_Source material:_

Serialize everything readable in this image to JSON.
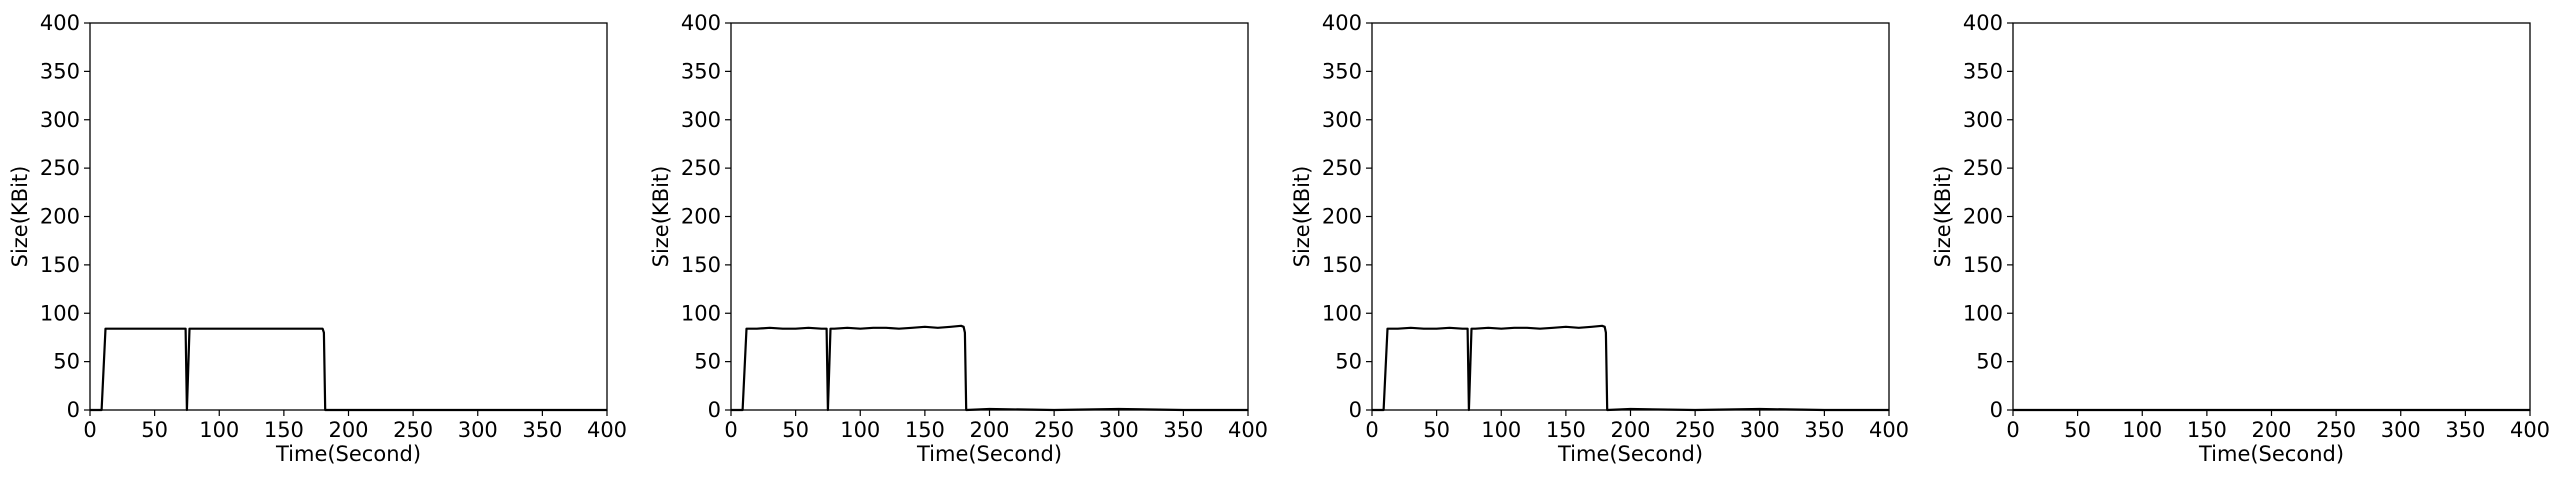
{
  "chart_data": [
    {
      "type": "line",
      "title": "",
      "xlabel": "Time(Second)",
      "ylabel": "Size(KBit)",
      "xlim": [
        0,
        400
      ],
      "ylim": [
        0,
        400
      ],
      "xticks": [
        0,
        50,
        100,
        150,
        200,
        250,
        300,
        350,
        400
      ],
      "yticks": [
        0,
        50,
        100,
        150,
        200,
        250,
        300,
        350,
        400
      ],
      "grid": false,
      "line_color": "#000000",
      "series": [
        {
          "x": [
            0,
            9,
            12,
            74,
            75,
            77,
            80,
            180,
            181,
            182,
            400
          ],
          "y": [
            0,
            0,
            84,
            84,
            0,
            84,
            84,
            84,
            80,
            0,
            0
          ]
        }
      ]
    },
    {
      "type": "line",
      "title": "",
      "xlabel": "Time(Second)",
      "ylabel": "Size(KBit)",
      "xlim": [
        0,
        400
      ],
      "ylim": [
        0,
        400
      ],
      "xticks": [
        0,
        50,
        100,
        150,
        200,
        250,
        300,
        350,
        400
      ],
      "yticks": [
        0,
        50,
        100,
        150,
        200,
        250,
        300,
        350,
        400
      ],
      "grid": false,
      "line_color": "#000000",
      "series": [
        {
          "x": [
            0,
            9,
            12,
            20,
            30,
            40,
            50,
            60,
            70,
            74,
            75,
            77,
            80,
            90,
            100,
            110,
            120,
            130,
            140,
            150,
            160,
            170,
            178,
            180,
            181,
            182,
            200,
            250,
            300,
            350,
            400
          ],
          "y": [
            0,
            0,
            84,
            84,
            85,
            84,
            84,
            85,
            84,
            84,
            0,
            84,
            84,
            85,
            84,
            85,
            85,
            84,
            85,
            86,
            85,
            86,
            87,
            86,
            80,
            0,
            1,
            0,
            1,
            0,
            0
          ]
        }
      ]
    },
    {
      "type": "line",
      "title": "",
      "xlabel": "Time(Second)",
      "ylabel": "Size(KBit)",
      "xlim": [
        0,
        400
      ],
      "ylim": [
        0,
        400
      ],
      "xticks": [
        0,
        50,
        100,
        150,
        200,
        250,
        300,
        350,
        400
      ],
      "yticks": [
        0,
        50,
        100,
        150,
        200,
        250,
        300,
        350,
        400
      ],
      "grid": false,
      "line_color": "#000000",
      "series": [
        {
          "x": [
            0,
            9,
            12,
            20,
            30,
            40,
            50,
            60,
            70,
            74,
            75,
            77,
            80,
            90,
            100,
            110,
            120,
            130,
            140,
            150,
            160,
            170,
            178,
            180,
            181,
            182,
            200,
            250,
            300,
            350,
            400
          ],
          "y": [
            0,
            0,
            84,
            84,
            85,
            84,
            84,
            85,
            84,
            84,
            0,
            84,
            84,
            85,
            84,
            85,
            85,
            84,
            85,
            86,
            85,
            86,
            87,
            86,
            80,
            0,
            1,
            0,
            1,
            0,
            0
          ]
        }
      ]
    },
    {
      "type": "line",
      "title": "",
      "xlabel": "Time(Second)",
      "ylabel": "Size(KBit)",
      "xlim": [
        0,
        400
      ],
      "ylim": [
        0,
        400
      ],
      "xticks": [
        0,
        50,
        100,
        150,
        200,
        250,
        300,
        350,
        400
      ],
      "yticks": [
        0,
        50,
        100,
        150,
        200,
        250,
        300,
        350,
        400
      ],
      "grid": false,
      "line_color": "#000000",
      "series": [
        {
          "x": [
            0,
            400
          ],
          "y": [
            0,
            0
          ]
        }
      ]
    }
  ]
}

_Objective:_
Output an exact copy of the material, with the pictures removed.

_Response to the exercise:_
Serialize everything readable in this image to JSON.
{
  "chart_data": [
    {
      "type": "line",
      "title": "",
      "xlabel": "Time(Second)",
      "ylabel": "Size(KBit)",
      "xlim": [
        0,
        400
      ],
      "ylim": [
        0,
        400
      ],
      "xticks": [
        0,
        50,
        100,
        150,
        200,
        250,
        300,
        350,
        400
      ],
      "yticks": [
        0,
        50,
        100,
        150,
        200,
        250,
        300,
        350,
        400
      ],
      "grid": false,
      "line_color": "#000000",
      "series": [
        {
          "x": [
            0,
            9,
            12,
            74,
            75,
            77,
            80,
            180,
            181,
            182,
            400
          ],
          "y": [
            0,
            0,
            84,
            84,
            0,
            84,
            84,
            84,
            80,
            0,
            0
          ]
        }
      ]
    },
    {
      "type": "line",
      "title": "",
      "xlabel": "Time(Second)",
      "ylabel": "Size(KBit)",
      "xlim": [
        0,
        400
      ],
      "ylim": [
        0,
        400
      ],
      "xticks": [
        0,
        50,
        100,
        150,
        200,
        250,
        300,
        350,
        400
      ],
      "yticks": [
        0,
        50,
        100,
        150,
        200,
        250,
        300,
        350,
        400
      ],
      "grid": false,
      "line_color": "#000000",
      "series": [
        {
          "x": [
            0,
            9,
            12,
            20,
            30,
            40,
            50,
            60,
            70,
            74,
            75,
            77,
            80,
            90,
            100,
            110,
            120,
            130,
            140,
            150,
            160,
            170,
            178,
            180,
            181,
            182,
            200,
            250,
            300,
            350,
            400
          ],
          "y": [
            0,
            0,
            84,
            84,
            85,
            84,
            84,
            85,
            84,
            84,
            0,
            84,
            84,
            85,
            84,
            85,
            85,
            84,
            85,
            86,
            85,
            86,
            87,
            86,
            80,
            0,
            1,
            0,
            1,
            0,
            0
          ]
        }
      ]
    },
    {
      "type": "line",
      "title": "",
      "xlabel": "Time(Second)",
      "ylabel": "Size(KBit)",
      "xlim": [
        0,
        400
      ],
      "ylim": [
        0,
        400
      ],
      "xticks": [
        0,
        50,
        100,
        150,
        200,
        250,
        300,
        350,
        400
      ],
      "yticks": [
        0,
        50,
        100,
        150,
        200,
        250,
        300,
        350,
        400
      ],
      "grid": false,
      "line_color": "#000000",
      "series": [
        {
          "x": [
            0,
            9,
            12,
            20,
            30,
            40,
            50,
            60,
            70,
            74,
            75,
            77,
            80,
            90,
            100,
            110,
            120,
            130,
            140,
            150,
            160,
            170,
            178,
            180,
            181,
            182,
            200,
            250,
            300,
            350,
            400
          ],
          "y": [
            0,
            0,
            84,
            84,
            85,
            84,
            84,
            85,
            84,
            84,
            0,
            84,
            84,
            85,
            84,
            85,
            85,
            84,
            85,
            86,
            85,
            86,
            87,
            86,
            80,
            0,
            1,
            0,
            1,
            0,
            0
          ]
        }
      ]
    },
    {
      "type": "line",
      "title": "",
      "xlabel": "Time(Second)",
      "ylabel": "Size(KBit)",
      "xlim": [
        0,
        400
      ],
      "ylim": [
        0,
        400
      ],
      "xticks": [
        0,
        50,
        100,
        150,
        200,
        250,
        300,
        350,
        400
      ],
      "yticks": [
        0,
        50,
        100,
        150,
        200,
        250,
        300,
        350,
        400
      ],
      "grid": false,
      "line_color": "#000000",
      "series": [
        {
          "x": [
            0,
            400
          ],
          "y": [
            0,
            0
          ]
        }
      ]
    }
  ]
}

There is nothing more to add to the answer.